BEGIN Raw records

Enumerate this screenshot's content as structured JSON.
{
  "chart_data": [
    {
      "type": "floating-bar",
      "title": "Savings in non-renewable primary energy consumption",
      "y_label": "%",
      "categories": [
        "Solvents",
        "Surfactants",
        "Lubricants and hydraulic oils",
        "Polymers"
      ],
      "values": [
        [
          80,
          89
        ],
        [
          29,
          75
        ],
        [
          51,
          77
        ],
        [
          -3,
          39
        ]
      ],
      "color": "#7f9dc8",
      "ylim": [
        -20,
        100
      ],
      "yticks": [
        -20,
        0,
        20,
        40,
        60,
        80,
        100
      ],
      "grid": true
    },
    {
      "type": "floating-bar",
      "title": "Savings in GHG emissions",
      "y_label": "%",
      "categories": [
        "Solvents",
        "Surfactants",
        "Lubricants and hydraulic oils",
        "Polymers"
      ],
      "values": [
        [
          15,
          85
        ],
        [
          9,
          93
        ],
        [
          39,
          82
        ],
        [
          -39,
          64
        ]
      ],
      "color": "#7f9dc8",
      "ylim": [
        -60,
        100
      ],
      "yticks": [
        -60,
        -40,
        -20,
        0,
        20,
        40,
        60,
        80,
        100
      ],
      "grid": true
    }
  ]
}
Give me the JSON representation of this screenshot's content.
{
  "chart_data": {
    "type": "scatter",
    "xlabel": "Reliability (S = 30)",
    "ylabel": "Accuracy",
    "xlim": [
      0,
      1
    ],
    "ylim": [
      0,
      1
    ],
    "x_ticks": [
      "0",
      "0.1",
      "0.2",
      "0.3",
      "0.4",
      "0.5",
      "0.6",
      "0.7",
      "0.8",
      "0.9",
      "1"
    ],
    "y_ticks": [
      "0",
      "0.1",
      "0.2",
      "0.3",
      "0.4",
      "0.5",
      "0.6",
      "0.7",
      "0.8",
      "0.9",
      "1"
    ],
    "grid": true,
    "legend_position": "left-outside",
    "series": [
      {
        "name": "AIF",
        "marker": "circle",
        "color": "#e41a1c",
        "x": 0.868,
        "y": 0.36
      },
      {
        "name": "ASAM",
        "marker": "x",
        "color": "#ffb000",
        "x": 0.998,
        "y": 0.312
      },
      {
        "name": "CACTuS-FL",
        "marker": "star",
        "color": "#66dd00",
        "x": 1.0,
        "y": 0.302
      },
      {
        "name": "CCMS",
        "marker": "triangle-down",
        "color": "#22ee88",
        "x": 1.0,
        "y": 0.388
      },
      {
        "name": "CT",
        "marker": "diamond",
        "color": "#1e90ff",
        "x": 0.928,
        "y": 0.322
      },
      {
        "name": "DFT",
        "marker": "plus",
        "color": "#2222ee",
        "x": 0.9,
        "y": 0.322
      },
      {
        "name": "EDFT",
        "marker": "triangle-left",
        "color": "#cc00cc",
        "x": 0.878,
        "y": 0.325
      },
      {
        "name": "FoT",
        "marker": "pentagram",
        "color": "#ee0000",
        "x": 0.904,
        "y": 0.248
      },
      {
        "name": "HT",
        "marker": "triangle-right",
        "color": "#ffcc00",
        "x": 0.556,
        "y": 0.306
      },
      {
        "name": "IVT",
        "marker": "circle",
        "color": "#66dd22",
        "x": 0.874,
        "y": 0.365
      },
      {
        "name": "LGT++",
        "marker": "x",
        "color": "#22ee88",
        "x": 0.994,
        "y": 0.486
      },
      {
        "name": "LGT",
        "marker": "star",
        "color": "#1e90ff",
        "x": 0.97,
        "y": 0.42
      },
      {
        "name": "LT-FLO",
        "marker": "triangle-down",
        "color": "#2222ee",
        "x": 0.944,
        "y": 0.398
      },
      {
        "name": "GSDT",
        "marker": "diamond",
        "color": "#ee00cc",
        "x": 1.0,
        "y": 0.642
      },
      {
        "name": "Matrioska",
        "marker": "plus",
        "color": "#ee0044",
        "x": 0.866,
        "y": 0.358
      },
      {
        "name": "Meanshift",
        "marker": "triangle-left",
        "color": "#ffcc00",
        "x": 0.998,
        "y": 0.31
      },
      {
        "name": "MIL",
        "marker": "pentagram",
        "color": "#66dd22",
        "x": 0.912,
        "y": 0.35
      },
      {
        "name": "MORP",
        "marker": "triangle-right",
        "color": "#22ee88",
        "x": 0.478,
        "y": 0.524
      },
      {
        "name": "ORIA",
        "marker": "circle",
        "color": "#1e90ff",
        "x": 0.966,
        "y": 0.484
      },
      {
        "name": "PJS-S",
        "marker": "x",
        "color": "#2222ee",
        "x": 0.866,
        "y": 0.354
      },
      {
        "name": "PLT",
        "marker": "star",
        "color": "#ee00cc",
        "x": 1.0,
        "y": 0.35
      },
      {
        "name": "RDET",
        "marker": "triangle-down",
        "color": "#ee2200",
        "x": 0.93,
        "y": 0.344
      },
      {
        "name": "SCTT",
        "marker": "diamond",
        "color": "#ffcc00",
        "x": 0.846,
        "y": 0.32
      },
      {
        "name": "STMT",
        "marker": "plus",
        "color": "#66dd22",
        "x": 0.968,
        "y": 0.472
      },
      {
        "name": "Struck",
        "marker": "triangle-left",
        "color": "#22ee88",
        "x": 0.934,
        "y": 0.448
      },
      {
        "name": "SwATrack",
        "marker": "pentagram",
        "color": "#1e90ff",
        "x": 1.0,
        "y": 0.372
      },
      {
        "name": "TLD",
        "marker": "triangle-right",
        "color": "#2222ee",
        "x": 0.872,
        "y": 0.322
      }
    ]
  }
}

END Raw records

Direction: Without changing a word, restate the whole listing.

Task output:
Enumerate this screenshot's content as structured JSON.
{
  "chart_data": [
    {
      "type": "floating-bar",
      "title": "Savings in non-renewable primary energy consumption",
      "y_label": "%",
      "categories": [
        "Solvents",
        "Surfactants",
        "Lubricants and hydraulic oils",
        "Polymers"
      ],
      "values": [
        [
          80,
          89
        ],
        [
          29,
          75
        ],
        [
          51,
          77
        ],
        [
          -3,
          39
        ]
      ],
      "color": "#7f9dc8",
      "ylim": [
        -20,
        100
      ],
      "yticks": [
        -20,
        0,
        20,
        40,
        60,
        80,
        100
      ],
      "grid": true
    },
    {
      "type": "floating-bar",
      "title": "Savings in GHG emissions",
      "y_label": "%",
      "categories": [
        "Solvents",
        "Surfactants",
        "Lubricants and hydraulic oils",
        "Polymers"
      ],
      "values": [
        [
          15,
          85
        ],
        [
          9,
          93
        ],
        [
          39,
          82
        ],
        [
          -39,
          64
        ]
      ],
      "color": "#7f9dc8",
      "ylim": [
        -60,
        100
      ],
      "yticks": [
        -60,
        -40,
        -20,
        0,
        20,
        40,
        60,
        80,
        100
      ],
      "grid": true
    }
  ]
}
Give me the JSON representation of this screenshot's content.
{
  "chart_data": {
    "type": "scatter",
    "xlabel": "Reliability (S = 30)",
    "ylabel": "Accuracy",
    "xlim": [
      0,
      1
    ],
    "ylim": [
      0,
      1
    ],
    "x_ticks": [
      "0",
      "0.1",
      "0.2",
      "0.3",
      "0.4",
      "0.5",
      "0.6",
      "0.7",
      "0.8",
      "0.9",
      "1"
    ],
    "y_ticks": [
      "0",
      "0.1",
      "0.2",
      "0.3",
      "0.4",
      "0.5",
      "0.6",
      "0.7",
      "0.8",
      "0.9",
      "1"
    ],
    "grid": true,
    "legend_position": "left-outside",
    "series": [
      {
        "name": "AIF",
        "marker": "circle",
        "color": "#e41a1c",
        "x": 0.868,
        "y": 0.36
      },
      {
        "name": "ASAM",
        "marker": "x",
        "color": "#ffb000",
        "x": 0.998,
        "y": 0.312
      },
      {
        "name": "CACTuS-FL",
        "marker": "star",
        "color": "#66dd00",
        "x": 1.0,
        "y": 0.302
      },
      {
        "name": "CCMS",
        "marker": "triangle-down",
        "color": "#22ee88",
        "x": 1.0,
        "y": 0.388
      },
      {
        "name": "CT",
        "marker": "diamond",
        "color": "#1e90ff",
        "x": 0.928,
        "y": 0.322
      },
      {
        "name": "DFT",
        "marker": "plus",
        "color": "#2222ee",
        "x": 0.9,
        "y": 0.322
      },
      {
        "name": "EDFT",
        "marker": "triangle-left",
        "color": "#cc00cc",
        "x": 0.878,
        "y": 0.325
      },
      {
        "name": "FoT",
        "marker": "pentagram",
        "color": "#ee0000",
        "x": 0.904,
        "y": 0.248
      },
      {
        "name": "HT",
        "marker": "triangle-right",
        "color": "#ffcc00",
        "x": 0.556,
        "y": 0.306
      },
      {
        "name": "IVT",
        "marker": "circle",
        "color": "#66dd22",
        "x": 0.874,
        "y": 0.365
      },
      {
        "name": "LGT++",
        "marker": "x",
        "color": "#22ee88",
        "x": 0.994,
        "y": 0.486
      },
      {
        "name": "LGT",
        "marker": "star",
        "color": "#1e90ff",
        "x": 0.97,
        "y": 0.42
      },
      {
        "name": "LT-FLO",
        "marker": "triangle-down",
        "color": "#2222ee",
        "x": 0.944,
        "y": 0.398
      },
      {
        "name": "GSDT",
        "marker": "diamond",
        "color": "#ee00cc",
        "x": 1.0,
        "y": 0.642
      },
      {
        "name": "Matrioska",
        "marker": "plus",
        "color": "#ee0044",
        "x": 0.866,
        "y": 0.358
      },
      {
        "name": "Meanshift",
        "marker": "triangle-left",
        "color": "#ffcc00",
        "x": 0.998,
        "y": 0.31
      },
      {
        "name": "MIL",
        "marker": "pentagram",
        "color": "#66dd22",
        "x": 0.912,
        "y": 0.35
      },
      {
        "name": "MORP",
        "marker": "triangle-right",
        "color": "#22ee88",
        "x": 0.478,
        "y": 0.524
      },
      {
        "name": "ORIA",
        "marker": "circle",
        "color": "#1e90ff",
        "x": 0.966,
        "y": 0.484
      },
      {
        "name": "PJS-S",
        "marker": "x",
        "color": "#2222ee",
        "x": 0.866,
        "y": 0.354
      },
      {
        "name": "PLT",
        "marker": "star",
        "color": "#ee00cc",
        "x": 1.0,
        "y": 0.35
      },
      {
        "name": "RDET",
        "marker": "triangle-down",
        "color": "#ee2200",
        "x": 0.93,
        "y": 0.344
      },
      {
        "name": "SCTT",
        "marker": "diamond",
        "color": "#ffcc00",
        "x": 0.846,
        "y": 0.32
      },
      {
        "name": "STMT",
        "marker": "plus",
        "color": "#66dd22",
        "x": 0.968,
        "y": 0.472
      },
      {
        "name": "Struck",
        "marker": "triangle-left",
        "color": "#22ee88",
        "x": 0.934,
        "y": 0.448
      },
      {
        "name": "SwATrack",
        "marker": "pentagram",
        "color": "#1e90ff",
        "x": 1.0,
        "y": 0.372
      },
      {
        "name": "TLD",
        "marker": "triangle-right",
        "color": "#2222ee",
        "x": 0.872,
        "y": 0.322
      }
    ]
  }
}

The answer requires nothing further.